# Directions:
Copy every record word for word.

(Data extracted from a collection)
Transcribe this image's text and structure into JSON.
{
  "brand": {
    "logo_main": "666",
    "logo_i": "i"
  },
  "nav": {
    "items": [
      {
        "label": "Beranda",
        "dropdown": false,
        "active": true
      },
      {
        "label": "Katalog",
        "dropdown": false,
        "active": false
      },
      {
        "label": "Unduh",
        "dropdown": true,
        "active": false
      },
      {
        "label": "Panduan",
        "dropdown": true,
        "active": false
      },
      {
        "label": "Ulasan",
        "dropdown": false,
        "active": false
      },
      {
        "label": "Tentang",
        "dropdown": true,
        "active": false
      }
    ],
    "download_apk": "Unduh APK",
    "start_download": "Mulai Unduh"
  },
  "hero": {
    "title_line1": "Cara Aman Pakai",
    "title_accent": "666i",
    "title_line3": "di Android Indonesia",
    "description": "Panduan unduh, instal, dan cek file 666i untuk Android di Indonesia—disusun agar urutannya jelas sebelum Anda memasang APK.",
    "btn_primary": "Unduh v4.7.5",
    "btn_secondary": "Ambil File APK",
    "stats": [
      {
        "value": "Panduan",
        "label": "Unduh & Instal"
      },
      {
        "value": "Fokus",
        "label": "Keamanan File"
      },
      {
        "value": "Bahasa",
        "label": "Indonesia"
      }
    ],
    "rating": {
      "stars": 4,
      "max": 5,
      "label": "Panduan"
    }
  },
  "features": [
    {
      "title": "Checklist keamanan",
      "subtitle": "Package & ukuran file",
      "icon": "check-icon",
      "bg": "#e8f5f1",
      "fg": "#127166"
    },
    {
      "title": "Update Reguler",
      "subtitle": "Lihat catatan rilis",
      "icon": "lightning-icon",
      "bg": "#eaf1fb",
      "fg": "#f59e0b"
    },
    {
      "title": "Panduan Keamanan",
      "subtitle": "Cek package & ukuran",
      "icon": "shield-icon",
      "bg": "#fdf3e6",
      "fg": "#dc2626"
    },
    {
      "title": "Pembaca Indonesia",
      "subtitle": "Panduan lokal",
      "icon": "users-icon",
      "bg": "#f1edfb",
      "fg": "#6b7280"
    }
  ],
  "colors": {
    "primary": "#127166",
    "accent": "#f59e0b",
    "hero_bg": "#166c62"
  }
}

# Result for this exercise:
Transcribe this image's text and structure into JSON.
{
  "brand": {
    "logo_main": "666",
    "logo_i": "i"
  },
  "nav": {
    "items": [
      {
        "label": "Beranda",
        "dropdown": false,
        "active": true
      },
      {
        "label": "Katalog",
        "dropdown": false,
        "active": false
      },
      {
        "label": "Unduh",
        "dropdown": true,
        "active": false
      },
      {
        "label": "Panduan",
        "dropdown": true,
        "active": false
      },
      {
        "label": "Ulasan",
        "dropdown": false,
        "active": false
      },
      {
        "label": "Tentang",
        "dropdown": true,
        "active": false
      }
    ],
    "download_apk": "Unduh APK",
    "start_download": "Mulai Unduh"
  },
  "hero": {
    "title_line1": "Cara Aman Pakai",
    "title_accent": "666i",
    "title_line3": "di Android Indonesia",
    "description": "Panduan unduh, instal, dan cek file 666i untuk Android di Indonesia—disusun agar urutannya jelas sebelum Anda memasang APK.",
    "btn_primary": "Unduh v4.7.5",
    "btn_secondary": "Ambil File APK",
    "stats": [
      {
        "value": "Panduan",
        "label": "Unduh & Instal"
      },
      {
        "value": "Fokus",
        "label": "Keamanan File"
      },
      {
        "value": "Bahasa",
        "label": "Indonesia"
      }
    ],
    "rating": {
      "stars": 4,
      "max": 5,
      "label": "Panduan"
    }
  },
  "features": [
    {
      "title": "Checklist keamanan",
      "subtitle": "Package & ukuran file",
      "icon": "check-icon",
      "bg": "#e8f5f1",
      "fg": "#127166"
    },
    {
      "title": "Update Reguler",
      "subtitle": "Lihat catatan rilis",
      "icon": "lightning-icon",
      "bg": "#eaf1fb",
      "fg": "#f59e0b"
    },
    {
      "title": "Panduan Keamanan",
      "subtitle": "Cek package & ukuran",
      "icon": "shield-icon",
      "bg": "#fdf3e6",
      "fg": "#dc2626"
    },
    {
      "title": "Pembaca Indonesia",
      "subtitle": "Panduan lokal",
      "icon": "users-icon",
      "bg": "#f1edfb",
      "fg": "#6b7280"
    }
  ],
  "colors": {
    "primary": "#127166",
    "accent": "#f59e0b",
    "hero_bg": "#166c62"
  }
}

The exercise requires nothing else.